_Goal of the exercise_.
Give the number of lines in the data that hold the string "tags". Nothing else is needed.

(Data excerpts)
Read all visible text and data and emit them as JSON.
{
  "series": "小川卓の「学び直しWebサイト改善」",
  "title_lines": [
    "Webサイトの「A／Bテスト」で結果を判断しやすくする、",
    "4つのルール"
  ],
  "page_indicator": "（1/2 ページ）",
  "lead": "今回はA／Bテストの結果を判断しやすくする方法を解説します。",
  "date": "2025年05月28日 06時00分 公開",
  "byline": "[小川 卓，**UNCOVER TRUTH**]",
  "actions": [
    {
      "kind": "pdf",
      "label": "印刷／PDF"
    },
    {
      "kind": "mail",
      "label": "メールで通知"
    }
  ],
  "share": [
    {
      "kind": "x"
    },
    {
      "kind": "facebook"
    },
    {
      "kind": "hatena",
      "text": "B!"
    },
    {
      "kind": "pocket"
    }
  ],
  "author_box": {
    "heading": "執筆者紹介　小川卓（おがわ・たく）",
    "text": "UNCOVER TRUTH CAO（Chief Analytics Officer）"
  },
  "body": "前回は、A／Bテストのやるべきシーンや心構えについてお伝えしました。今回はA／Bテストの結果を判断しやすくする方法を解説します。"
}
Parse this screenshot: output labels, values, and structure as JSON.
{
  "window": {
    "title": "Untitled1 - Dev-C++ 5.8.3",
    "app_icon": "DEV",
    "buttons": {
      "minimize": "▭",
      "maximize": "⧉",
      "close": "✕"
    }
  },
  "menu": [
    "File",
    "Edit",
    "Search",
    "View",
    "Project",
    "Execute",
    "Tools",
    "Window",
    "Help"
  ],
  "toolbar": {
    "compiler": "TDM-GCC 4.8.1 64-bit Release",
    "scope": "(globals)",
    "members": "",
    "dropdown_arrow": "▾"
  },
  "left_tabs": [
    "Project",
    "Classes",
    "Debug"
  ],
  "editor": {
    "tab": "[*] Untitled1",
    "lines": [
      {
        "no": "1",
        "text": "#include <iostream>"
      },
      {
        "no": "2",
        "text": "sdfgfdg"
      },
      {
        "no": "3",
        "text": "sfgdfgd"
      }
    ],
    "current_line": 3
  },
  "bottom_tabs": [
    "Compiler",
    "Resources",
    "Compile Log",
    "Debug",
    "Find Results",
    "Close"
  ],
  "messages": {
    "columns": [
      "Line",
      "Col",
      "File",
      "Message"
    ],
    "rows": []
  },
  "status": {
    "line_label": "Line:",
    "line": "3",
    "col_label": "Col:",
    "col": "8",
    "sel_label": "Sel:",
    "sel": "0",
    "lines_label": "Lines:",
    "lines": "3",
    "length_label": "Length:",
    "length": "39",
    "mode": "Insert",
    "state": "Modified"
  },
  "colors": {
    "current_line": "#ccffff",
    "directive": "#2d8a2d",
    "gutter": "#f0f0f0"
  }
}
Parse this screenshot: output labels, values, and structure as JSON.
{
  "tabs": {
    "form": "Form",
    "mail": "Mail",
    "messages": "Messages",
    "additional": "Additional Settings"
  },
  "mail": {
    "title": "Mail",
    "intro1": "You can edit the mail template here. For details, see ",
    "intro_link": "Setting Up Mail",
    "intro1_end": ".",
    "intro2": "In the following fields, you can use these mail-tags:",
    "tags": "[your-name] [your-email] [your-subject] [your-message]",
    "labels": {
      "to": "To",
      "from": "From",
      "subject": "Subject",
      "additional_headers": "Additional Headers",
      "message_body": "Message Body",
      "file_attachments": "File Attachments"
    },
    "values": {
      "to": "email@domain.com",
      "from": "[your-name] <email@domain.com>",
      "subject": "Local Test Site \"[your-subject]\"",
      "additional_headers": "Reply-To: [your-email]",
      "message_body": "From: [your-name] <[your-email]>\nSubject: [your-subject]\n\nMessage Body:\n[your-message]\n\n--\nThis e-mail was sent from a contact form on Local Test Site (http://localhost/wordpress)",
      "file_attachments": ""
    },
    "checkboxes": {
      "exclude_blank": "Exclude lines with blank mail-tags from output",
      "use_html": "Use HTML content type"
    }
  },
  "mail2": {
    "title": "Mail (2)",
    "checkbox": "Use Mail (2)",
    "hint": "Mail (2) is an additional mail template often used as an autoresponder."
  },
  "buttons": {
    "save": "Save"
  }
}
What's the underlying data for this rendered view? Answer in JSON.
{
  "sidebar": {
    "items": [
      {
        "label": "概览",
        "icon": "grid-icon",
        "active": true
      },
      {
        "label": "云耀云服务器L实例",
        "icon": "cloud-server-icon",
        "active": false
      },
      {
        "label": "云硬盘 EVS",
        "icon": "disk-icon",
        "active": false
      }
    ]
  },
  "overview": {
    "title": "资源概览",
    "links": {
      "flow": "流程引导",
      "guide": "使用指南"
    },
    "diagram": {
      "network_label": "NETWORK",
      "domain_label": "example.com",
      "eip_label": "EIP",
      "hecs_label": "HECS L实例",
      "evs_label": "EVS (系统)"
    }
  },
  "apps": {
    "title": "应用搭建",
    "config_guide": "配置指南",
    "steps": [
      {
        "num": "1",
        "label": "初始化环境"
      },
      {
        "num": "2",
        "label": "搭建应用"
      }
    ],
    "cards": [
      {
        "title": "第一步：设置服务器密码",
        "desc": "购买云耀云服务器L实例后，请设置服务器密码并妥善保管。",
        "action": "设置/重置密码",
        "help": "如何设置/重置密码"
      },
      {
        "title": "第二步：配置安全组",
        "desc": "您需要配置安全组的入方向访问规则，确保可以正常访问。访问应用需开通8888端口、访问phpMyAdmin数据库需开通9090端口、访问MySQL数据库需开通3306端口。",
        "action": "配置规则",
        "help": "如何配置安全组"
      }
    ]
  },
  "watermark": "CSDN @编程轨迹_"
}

_Response below_.
3